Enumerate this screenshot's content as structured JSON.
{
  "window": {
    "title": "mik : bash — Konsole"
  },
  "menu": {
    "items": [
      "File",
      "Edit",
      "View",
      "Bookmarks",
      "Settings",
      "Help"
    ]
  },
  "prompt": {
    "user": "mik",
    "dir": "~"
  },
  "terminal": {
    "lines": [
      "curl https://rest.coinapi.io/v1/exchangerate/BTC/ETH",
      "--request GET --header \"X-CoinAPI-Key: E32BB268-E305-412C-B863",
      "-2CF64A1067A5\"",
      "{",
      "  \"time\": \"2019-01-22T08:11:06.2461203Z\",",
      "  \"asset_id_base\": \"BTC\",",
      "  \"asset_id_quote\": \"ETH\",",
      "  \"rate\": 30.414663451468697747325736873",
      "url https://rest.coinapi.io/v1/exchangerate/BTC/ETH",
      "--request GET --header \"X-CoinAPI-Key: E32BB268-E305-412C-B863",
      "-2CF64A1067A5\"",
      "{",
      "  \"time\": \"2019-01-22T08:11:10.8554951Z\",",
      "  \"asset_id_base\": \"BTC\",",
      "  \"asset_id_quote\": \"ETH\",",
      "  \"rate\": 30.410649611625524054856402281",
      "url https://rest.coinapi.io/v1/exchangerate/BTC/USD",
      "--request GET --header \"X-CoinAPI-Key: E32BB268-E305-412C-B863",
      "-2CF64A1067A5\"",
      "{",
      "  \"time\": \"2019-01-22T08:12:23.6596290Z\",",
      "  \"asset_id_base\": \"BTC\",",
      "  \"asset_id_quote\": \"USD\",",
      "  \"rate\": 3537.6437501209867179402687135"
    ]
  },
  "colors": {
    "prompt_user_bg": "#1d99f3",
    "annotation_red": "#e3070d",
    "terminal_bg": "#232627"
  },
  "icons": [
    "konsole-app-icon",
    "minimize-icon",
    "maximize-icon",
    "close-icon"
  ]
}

# # #

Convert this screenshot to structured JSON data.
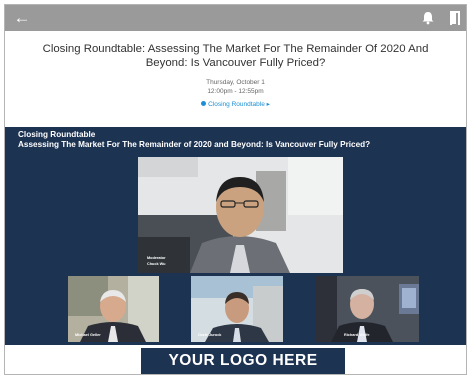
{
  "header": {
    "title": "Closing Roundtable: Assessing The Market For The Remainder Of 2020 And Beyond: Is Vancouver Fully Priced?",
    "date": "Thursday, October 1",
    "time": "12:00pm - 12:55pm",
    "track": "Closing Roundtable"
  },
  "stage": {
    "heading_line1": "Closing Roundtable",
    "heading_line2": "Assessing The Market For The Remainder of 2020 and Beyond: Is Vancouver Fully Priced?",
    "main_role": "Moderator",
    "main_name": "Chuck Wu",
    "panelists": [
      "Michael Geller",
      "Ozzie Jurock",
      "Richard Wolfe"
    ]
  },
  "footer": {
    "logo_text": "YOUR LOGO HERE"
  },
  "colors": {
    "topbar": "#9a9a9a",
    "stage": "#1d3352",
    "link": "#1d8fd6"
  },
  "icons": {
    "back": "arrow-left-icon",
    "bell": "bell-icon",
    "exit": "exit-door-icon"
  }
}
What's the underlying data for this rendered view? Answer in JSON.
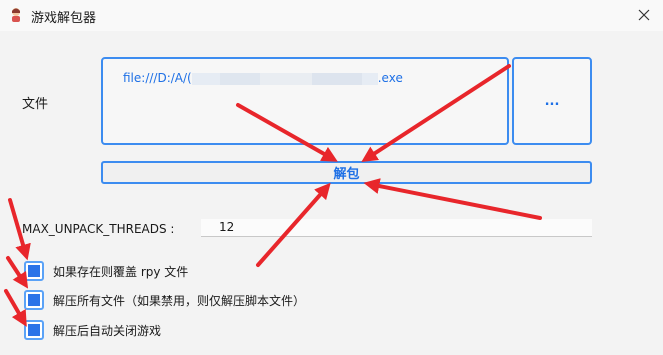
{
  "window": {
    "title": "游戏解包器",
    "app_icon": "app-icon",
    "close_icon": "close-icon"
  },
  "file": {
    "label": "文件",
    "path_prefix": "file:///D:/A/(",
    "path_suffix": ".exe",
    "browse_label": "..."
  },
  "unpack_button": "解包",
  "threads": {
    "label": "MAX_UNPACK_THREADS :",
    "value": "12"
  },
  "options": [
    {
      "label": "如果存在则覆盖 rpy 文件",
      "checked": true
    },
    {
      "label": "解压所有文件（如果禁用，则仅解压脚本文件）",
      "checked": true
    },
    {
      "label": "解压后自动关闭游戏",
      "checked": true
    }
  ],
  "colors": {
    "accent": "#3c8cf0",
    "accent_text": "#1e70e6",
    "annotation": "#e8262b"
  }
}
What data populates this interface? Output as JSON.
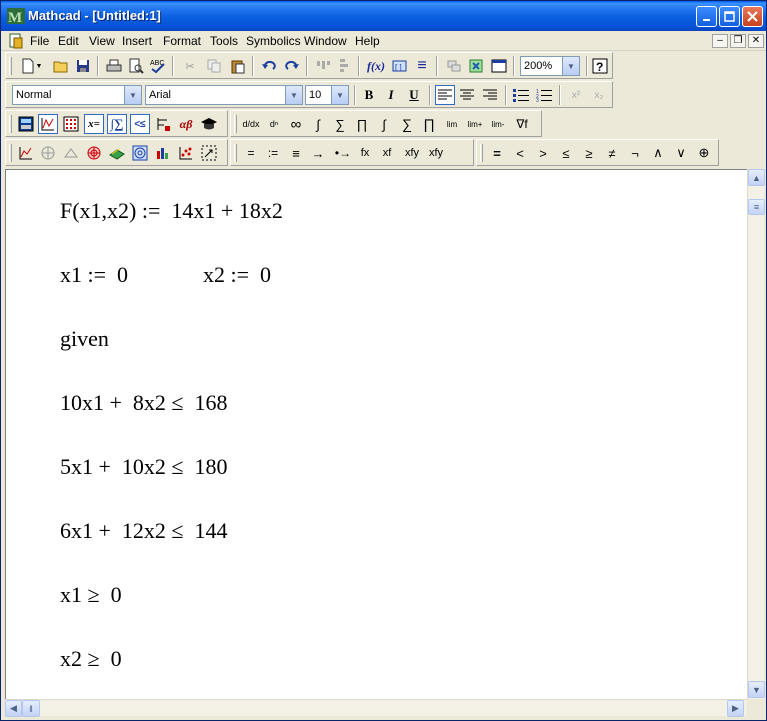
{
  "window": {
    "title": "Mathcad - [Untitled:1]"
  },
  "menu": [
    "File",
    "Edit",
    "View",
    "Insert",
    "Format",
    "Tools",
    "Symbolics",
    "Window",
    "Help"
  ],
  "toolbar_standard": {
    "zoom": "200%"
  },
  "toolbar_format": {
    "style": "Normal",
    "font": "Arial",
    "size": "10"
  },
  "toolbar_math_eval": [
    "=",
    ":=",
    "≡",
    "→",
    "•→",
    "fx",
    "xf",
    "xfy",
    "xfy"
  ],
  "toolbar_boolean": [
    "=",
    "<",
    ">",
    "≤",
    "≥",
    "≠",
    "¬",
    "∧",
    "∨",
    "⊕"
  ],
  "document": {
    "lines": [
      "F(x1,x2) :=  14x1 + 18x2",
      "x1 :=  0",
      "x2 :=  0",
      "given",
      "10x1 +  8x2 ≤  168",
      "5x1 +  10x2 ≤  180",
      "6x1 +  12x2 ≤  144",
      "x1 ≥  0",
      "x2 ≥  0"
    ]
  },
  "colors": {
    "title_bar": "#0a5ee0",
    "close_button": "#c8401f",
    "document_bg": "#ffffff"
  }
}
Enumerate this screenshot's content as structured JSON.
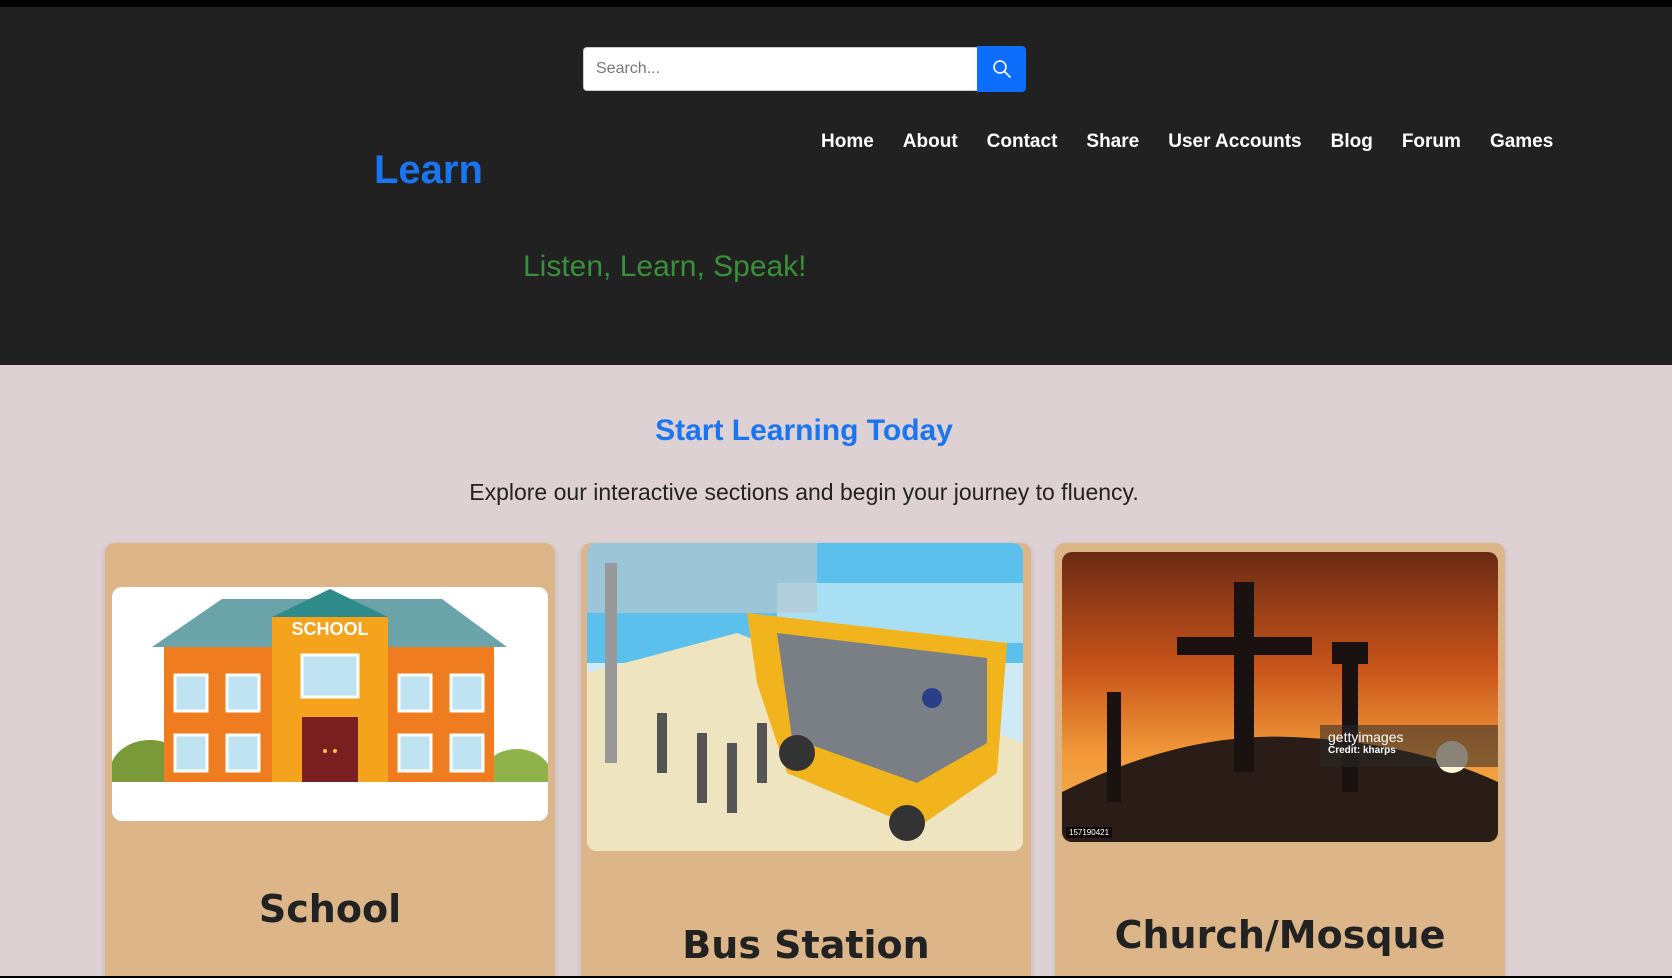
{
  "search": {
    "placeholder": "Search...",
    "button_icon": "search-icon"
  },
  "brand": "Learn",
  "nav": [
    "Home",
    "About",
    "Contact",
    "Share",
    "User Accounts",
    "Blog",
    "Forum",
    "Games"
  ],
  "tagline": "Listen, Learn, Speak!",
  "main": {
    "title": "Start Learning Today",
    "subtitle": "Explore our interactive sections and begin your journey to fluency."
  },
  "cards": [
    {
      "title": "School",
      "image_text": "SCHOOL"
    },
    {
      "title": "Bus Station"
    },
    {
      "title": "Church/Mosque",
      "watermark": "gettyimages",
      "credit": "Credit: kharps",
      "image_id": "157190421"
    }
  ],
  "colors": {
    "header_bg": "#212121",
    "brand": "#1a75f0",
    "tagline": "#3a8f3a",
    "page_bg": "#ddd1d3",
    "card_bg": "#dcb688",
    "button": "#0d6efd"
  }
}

# # #

Pick out and copy the lines of the material that include the word "time".

Final result –
      "  \"time\": \"2019-01-22T08:11:06.2461203Z\",",
      "  \"time\": \"2019-01-22T08:11:10.8554951Z\",",
      "  \"time\": \"2019-01-22T08:12:23.6596290Z\",",
    "time": "12:00pm - 12:55pm",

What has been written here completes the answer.